§ **Request**:
What lines of the data hold the string "color"? Pull each one out.

§ **Rows from a figure dataset**:
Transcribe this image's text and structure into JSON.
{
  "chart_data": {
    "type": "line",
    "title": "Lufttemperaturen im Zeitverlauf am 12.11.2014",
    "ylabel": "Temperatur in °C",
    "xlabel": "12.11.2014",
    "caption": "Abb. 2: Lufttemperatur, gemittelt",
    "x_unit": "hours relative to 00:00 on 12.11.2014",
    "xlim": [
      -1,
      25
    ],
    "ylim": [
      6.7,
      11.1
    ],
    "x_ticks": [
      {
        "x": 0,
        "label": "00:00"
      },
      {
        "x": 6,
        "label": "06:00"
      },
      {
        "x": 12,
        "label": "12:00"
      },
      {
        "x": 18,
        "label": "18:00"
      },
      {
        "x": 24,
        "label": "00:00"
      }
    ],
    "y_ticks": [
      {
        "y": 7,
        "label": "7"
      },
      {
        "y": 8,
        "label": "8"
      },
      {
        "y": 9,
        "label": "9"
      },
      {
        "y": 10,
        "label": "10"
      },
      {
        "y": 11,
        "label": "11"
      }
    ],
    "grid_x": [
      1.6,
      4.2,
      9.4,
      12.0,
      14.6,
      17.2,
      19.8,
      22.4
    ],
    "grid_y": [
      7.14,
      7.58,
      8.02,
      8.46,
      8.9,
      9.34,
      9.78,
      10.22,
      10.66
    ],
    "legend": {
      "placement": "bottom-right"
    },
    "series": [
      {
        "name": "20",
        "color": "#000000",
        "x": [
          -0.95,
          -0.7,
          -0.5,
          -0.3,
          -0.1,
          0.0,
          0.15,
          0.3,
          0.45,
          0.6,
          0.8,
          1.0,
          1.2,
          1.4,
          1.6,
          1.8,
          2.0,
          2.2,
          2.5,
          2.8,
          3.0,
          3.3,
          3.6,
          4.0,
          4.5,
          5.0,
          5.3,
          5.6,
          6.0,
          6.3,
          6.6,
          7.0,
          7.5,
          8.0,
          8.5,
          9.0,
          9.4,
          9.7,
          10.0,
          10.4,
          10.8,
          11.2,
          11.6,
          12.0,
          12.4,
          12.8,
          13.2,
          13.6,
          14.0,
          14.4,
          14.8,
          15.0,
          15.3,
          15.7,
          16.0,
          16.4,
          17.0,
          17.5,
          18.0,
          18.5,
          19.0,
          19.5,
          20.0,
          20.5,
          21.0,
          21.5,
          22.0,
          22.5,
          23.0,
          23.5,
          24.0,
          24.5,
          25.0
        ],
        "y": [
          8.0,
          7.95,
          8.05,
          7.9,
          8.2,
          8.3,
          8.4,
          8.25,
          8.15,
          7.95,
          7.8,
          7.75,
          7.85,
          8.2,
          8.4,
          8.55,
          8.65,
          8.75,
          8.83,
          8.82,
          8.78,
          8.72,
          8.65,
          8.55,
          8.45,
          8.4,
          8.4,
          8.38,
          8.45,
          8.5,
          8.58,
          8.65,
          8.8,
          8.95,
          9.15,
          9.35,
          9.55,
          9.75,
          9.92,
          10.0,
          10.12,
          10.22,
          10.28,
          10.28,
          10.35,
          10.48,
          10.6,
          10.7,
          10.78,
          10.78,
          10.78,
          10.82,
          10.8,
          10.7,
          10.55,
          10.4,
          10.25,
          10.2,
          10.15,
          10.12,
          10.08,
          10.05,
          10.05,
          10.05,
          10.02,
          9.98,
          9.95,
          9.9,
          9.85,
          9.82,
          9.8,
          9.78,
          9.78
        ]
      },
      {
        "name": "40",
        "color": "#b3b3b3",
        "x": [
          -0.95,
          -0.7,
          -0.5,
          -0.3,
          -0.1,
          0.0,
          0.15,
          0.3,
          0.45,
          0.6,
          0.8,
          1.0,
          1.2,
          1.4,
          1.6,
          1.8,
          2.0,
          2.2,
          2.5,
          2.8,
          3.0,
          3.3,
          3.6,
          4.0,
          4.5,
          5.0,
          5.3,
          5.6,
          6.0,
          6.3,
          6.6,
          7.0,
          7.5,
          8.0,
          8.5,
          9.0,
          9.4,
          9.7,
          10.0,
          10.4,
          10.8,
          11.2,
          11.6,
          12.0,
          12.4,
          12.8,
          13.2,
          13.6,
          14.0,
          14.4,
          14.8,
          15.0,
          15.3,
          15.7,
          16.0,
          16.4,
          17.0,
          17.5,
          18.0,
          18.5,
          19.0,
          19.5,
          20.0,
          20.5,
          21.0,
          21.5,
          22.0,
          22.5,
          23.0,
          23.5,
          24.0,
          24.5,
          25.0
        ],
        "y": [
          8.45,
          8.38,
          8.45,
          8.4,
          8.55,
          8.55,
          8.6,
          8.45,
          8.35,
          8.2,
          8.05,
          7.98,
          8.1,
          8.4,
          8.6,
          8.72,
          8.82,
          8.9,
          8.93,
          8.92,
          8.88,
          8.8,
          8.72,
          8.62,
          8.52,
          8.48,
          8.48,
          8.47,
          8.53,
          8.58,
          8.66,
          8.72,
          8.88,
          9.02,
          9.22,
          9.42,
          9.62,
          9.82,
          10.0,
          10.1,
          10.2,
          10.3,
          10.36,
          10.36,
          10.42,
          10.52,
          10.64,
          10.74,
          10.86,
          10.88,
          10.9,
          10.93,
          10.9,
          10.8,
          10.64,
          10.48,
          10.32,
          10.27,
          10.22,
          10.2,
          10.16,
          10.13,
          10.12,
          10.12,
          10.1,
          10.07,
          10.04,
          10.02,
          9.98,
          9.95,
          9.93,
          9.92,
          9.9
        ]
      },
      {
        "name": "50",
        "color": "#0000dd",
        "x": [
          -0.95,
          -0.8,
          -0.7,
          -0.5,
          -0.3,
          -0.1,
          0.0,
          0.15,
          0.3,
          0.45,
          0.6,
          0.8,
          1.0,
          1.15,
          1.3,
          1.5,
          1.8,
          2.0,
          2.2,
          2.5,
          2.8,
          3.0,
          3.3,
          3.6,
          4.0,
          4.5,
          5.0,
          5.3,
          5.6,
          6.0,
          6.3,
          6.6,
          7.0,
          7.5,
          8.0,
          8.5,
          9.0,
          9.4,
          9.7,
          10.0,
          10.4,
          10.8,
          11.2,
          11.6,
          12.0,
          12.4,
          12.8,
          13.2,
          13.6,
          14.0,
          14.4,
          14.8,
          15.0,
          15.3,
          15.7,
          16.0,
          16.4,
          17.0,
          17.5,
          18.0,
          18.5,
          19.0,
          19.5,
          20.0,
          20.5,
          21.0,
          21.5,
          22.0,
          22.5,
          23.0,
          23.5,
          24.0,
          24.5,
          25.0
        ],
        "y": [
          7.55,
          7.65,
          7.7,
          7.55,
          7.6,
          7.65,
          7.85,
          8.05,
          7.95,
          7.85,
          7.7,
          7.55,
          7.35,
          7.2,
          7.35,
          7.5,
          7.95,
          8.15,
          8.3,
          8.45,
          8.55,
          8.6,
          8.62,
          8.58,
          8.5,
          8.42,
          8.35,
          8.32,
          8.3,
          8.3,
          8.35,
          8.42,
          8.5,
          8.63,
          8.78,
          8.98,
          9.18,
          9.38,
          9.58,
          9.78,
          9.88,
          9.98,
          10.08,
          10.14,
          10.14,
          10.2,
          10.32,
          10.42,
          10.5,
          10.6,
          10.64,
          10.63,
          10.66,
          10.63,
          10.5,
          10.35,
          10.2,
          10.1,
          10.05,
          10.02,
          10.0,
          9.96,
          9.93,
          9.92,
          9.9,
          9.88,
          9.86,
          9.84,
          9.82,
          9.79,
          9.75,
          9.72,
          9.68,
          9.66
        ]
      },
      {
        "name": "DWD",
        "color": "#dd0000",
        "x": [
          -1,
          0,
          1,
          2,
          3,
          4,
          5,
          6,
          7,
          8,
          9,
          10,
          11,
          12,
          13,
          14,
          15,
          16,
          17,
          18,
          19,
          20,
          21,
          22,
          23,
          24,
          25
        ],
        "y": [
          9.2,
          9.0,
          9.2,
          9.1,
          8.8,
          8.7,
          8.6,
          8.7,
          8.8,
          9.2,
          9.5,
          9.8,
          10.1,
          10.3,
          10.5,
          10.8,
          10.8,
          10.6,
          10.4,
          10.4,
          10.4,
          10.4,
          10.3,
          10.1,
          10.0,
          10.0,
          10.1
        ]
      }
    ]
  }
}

§ **The completed task**:
        "color": "#000000",
        "color": "#b3b3b3",
        "color": "#0000dd",
        "color": "#dd0000",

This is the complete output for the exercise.